PROMPT: Beneath this sentence is a set of records; write each of them out exactly.
— Start GIVEN RECORDS —
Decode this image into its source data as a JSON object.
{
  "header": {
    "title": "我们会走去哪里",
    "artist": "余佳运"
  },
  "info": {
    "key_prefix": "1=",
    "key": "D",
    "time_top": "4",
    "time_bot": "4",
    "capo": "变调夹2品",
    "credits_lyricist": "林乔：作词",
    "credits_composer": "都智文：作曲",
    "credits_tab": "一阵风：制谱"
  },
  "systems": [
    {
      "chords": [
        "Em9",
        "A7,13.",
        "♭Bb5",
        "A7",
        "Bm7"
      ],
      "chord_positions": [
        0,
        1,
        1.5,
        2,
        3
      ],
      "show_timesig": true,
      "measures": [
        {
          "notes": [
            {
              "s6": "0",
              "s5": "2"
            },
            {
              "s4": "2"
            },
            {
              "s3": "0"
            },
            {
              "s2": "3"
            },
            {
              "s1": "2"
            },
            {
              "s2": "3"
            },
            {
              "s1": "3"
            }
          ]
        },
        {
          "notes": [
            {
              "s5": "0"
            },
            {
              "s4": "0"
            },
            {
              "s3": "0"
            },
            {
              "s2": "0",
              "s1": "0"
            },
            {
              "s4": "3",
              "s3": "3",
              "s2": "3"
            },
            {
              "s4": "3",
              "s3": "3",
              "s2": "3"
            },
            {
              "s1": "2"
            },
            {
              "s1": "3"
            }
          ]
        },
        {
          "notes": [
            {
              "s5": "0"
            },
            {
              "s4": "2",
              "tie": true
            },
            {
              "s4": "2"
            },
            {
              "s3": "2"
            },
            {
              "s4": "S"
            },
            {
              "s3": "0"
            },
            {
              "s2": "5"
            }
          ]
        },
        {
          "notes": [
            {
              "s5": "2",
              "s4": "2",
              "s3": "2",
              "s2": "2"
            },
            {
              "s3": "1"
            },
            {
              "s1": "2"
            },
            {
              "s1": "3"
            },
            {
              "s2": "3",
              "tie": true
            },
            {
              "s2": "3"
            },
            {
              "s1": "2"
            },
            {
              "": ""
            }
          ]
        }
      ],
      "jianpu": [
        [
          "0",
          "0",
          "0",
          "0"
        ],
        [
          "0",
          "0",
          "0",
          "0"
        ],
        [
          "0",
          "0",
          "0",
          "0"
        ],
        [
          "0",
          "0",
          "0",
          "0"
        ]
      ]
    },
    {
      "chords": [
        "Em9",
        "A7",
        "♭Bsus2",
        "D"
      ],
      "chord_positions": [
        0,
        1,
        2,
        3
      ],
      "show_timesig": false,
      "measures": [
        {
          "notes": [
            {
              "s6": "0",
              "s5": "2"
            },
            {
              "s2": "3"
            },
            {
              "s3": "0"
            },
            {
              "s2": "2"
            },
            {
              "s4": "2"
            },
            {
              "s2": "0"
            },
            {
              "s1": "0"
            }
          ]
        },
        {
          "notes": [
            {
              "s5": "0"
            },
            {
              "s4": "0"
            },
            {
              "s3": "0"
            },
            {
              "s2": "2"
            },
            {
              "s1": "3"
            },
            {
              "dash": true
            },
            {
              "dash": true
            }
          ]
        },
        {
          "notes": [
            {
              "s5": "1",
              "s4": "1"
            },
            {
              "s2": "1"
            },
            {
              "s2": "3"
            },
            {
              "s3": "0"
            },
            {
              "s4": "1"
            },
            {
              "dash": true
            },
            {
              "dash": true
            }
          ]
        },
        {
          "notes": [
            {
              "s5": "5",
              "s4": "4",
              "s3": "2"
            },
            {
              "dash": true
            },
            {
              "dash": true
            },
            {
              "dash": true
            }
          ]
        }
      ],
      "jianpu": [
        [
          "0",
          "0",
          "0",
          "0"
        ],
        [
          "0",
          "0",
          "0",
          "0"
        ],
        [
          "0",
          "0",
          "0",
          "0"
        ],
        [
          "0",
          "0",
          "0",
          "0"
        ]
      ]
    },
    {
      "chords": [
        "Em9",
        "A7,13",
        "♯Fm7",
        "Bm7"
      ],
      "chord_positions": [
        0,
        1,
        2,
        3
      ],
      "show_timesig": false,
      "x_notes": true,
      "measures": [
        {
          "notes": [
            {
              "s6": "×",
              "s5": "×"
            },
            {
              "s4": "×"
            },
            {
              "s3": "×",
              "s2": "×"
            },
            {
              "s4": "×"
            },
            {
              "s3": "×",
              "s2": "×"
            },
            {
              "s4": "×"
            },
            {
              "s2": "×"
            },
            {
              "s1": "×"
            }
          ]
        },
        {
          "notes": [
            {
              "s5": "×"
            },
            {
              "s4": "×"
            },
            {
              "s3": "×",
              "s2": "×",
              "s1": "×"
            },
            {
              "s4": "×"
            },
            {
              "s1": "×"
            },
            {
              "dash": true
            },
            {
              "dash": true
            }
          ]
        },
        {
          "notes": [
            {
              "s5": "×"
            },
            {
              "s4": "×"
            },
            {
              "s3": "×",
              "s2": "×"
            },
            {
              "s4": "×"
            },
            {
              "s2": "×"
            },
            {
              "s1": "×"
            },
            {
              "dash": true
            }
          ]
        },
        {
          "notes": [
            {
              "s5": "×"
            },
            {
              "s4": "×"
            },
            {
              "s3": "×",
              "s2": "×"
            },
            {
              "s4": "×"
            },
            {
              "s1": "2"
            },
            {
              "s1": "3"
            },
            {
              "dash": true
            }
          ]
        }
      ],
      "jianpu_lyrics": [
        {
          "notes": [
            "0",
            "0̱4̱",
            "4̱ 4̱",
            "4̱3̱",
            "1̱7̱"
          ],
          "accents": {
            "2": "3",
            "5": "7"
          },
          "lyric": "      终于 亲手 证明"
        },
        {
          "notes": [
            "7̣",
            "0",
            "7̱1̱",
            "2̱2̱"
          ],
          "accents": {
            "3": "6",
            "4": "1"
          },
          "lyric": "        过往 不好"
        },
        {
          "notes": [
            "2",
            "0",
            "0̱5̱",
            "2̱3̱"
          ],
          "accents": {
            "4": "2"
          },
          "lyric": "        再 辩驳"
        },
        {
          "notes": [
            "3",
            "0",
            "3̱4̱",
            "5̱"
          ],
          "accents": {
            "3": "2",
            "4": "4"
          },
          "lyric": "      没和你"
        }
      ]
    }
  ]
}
— End GIVEN RECORDS —
RESULT:
Decode this image into its source data as a JSON object.
{
  "header": {
    "title": "我们会走去哪里",
    "artist": "余佳运"
  },
  "info": {
    "key_prefix": "1=",
    "key": "D",
    "time_top": "4",
    "time_bot": "4",
    "capo": "变调夹2品",
    "credits_lyricist": "林乔：作词",
    "credits_composer": "都智文：作曲",
    "credits_tab": "一阵风：制谱"
  },
  "systems": [
    {
      "chords": [
        "Em9",
        "A7,13.",
        "♭Bb5",
        "A7",
        "Bm7"
      ],
      "chord_positions": [
        0,
        1,
        1.5,
        2,
        3
      ],
      "show_timesig": true,
      "measures": [
        {
          "notes": [
            {
              "s6": "0",
              "s5": "2"
            },
            {
              "s4": "2"
            },
            {
              "s3": "0"
            },
            {
              "s2": "3"
            },
            {
              "s1": "2"
            },
            {
              "s2": "3"
            },
            {
              "s1": "3"
            }
          ]
        },
        {
          "notes": [
            {
              "s5": "0"
            },
            {
              "s4": "0"
            },
            {
              "s3": "0"
            },
            {
              "s2": "0",
              "s1": "0"
            },
            {
              "s4": "3",
              "s3": "3",
              "s2": "3"
            },
            {
              "s4": "3",
              "s3": "3",
              "s2": "3"
            },
            {
              "s1": "2"
            },
            {
              "s1": "3"
            }
          ]
        },
        {
          "notes": [
            {
              "s5": "0"
            },
            {
              "s4": "2",
              "tie": true
            },
            {
              "s4": "2"
            },
            {
              "s3": "2"
            },
            {
              "s4": "S"
            },
            {
              "s3": "0"
            },
            {
              "s2": "5"
            }
          ]
        },
        {
          "notes": [
            {
              "s5": "2",
              "s4": "2",
              "s3": "2",
              "s2": "2"
            },
            {
              "s3": "1"
            },
            {
              "s1": "2"
            },
            {
              "s1": "3"
            },
            {
              "s2": "3",
              "tie": true
            },
            {
              "s2": "3"
            },
            {
              "s1": "2"
            },
            {
              "": ""
            }
          ]
        }
      ],
      "jianpu": [
        [
          "0",
          "0",
          "0",
          "0"
        ],
        [
          "0",
          "0",
          "0",
          "0"
        ],
        [
          "0",
          "0",
          "0",
          "0"
        ],
        [
          "0",
          "0",
          "0",
          "0"
        ]
      ]
    },
    {
      "chords": [
        "Em9",
        "A7",
        "♭Bsus2",
        "D"
      ],
      "chord_positions": [
        0,
        1,
        2,
        3
      ],
      "show_timesig": false,
      "measures": [
        {
          "notes": [
            {
              "s6": "0",
              "s5": "2"
            },
            {
              "s2": "3"
            },
            {
              "s3": "0"
            },
            {
              "s2": "2"
            },
            {
              "s4": "2"
            },
            {
              "s2": "0"
            },
            {
              "s1": "0"
            }
          ]
        },
        {
          "notes": [
            {
              "s5": "0"
            },
            {
              "s4": "0"
            },
            {
              "s3": "0"
            },
            {
              "s2": "2"
            },
            {
              "s1": "3"
            },
            {
              "dash": true
            },
            {
              "dash": true
            }
          ]
        },
        {
          "notes": [
            {
              "s5": "1",
              "s4": "1"
            },
            {
              "s2": "1"
            },
            {
              "s2": "3"
            },
            {
              "s3": "0"
            },
            {
              "s4": "1"
            },
            {
              "dash": true
            },
            {
              "dash": true
            }
          ]
        },
        {
          "notes": [
            {
              "s5": "5",
              "s4": "4",
              "s3": "2"
            },
            {
              "dash": true
            },
            {
              "dash": true
            },
            {
              "dash": true
            }
          ]
        }
      ],
      "jianpu": [
        [
          "0",
          "0",
          "0",
          "0"
        ],
        [
          "0",
          "0",
          "0",
          "0"
        ],
        [
          "0",
          "0",
          "0",
          "0"
        ],
        [
          "0",
          "0",
          "0",
          "0"
        ]
      ]
    },
    {
      "chords": [
        "Em9",
        "A7,13",
        "♯Fm7",
        "Bm7"
      ],
      "chord_positions": [
        0,
        1,
        2,
        3
      ],
      "show_timesig": false,
      "x_notes": true,
      "measures": [
        {
          "notes": [
            {
              "s6": "×",
              "s5": "×"
            },
            {
              "s4": "×"
            },
            {
              "s3": "×",
              "s2": "×"
            },
            {
              "s4": "×"
            },
            {
              "s3": "×",
              "s2": "×"
            },
            {
              "s4": "×"
            },
            {
              "s2": "×"
            },
            {
              "s1": "×"
            }
          ]
        },
        {
          "notes": [
            {
              "s5": "×"
            },
            {
              "s4": "×"
            },
            {
              "s3": "×",
              "s2": "×",
              "s1": "×"
            },
            {
              "s4": "×"
            },
            {
              "s1": "×"
            },
            {
              "dash": true
            },
            {
              "dash": true
            }
          ]
        },
        {
          "notes": [
            {
              "s5": "×"
            },
            {
              "s4": "×"
            },
            {
              "s3": "×",
              "s2": "×"
            },
            {
              "s4": "×"
            },
            {
              "s2": "×"
            },
            {
              "s1": "×"
            },
            {
              "dash": true
            }
          ]
        },
        {
          "notes": [
            {
              "s5": "×"
            },
            {
              "s4": "×"
            },
            {
              "s3": "×",
              "s2": "×"
            },
            {
              "s4": "×"
            },
            {
              "s1": "2"
            },
            {
              "s1": "3"
            },
            {
              "dash": true
            }
          ]
        }
      ],
      "jianpu_lyrics": [
        {
          "notes": [
            "0",
            "0̱4̱",
            "4̱ 4̱",
            "4̱3̱",
            "1̱7̱"
          ],
          "accents": {
            "2": "3",
            "5": "7"
          },
          "lyric": "      终于 亲手 证明"
        },
        {
          "notes": [
            "7̣",
            "0",
            "7̱1̱",
            "2̱2̱"
          ],
          "accents": {
            "3": "6",
            "4": "1"
          },
          "lyric": "        过往 不好"
        },
        {
          "notes": [
            "2",
            "0",
            "0̱5̱",
            "2̱3̱"
          ],
          "accents": {
            "4": "2"
          },
          "lyric": "        再 辩驳"
        },
        {
          "notes": [
            "3",
            "0",
            "3̱4̱",
            "5̱"
          ],
          "accents": {
            "3": "2",
            "4": "4"
          },
          "lyric": "      没和你"
        }
      ]
    }
  ]
}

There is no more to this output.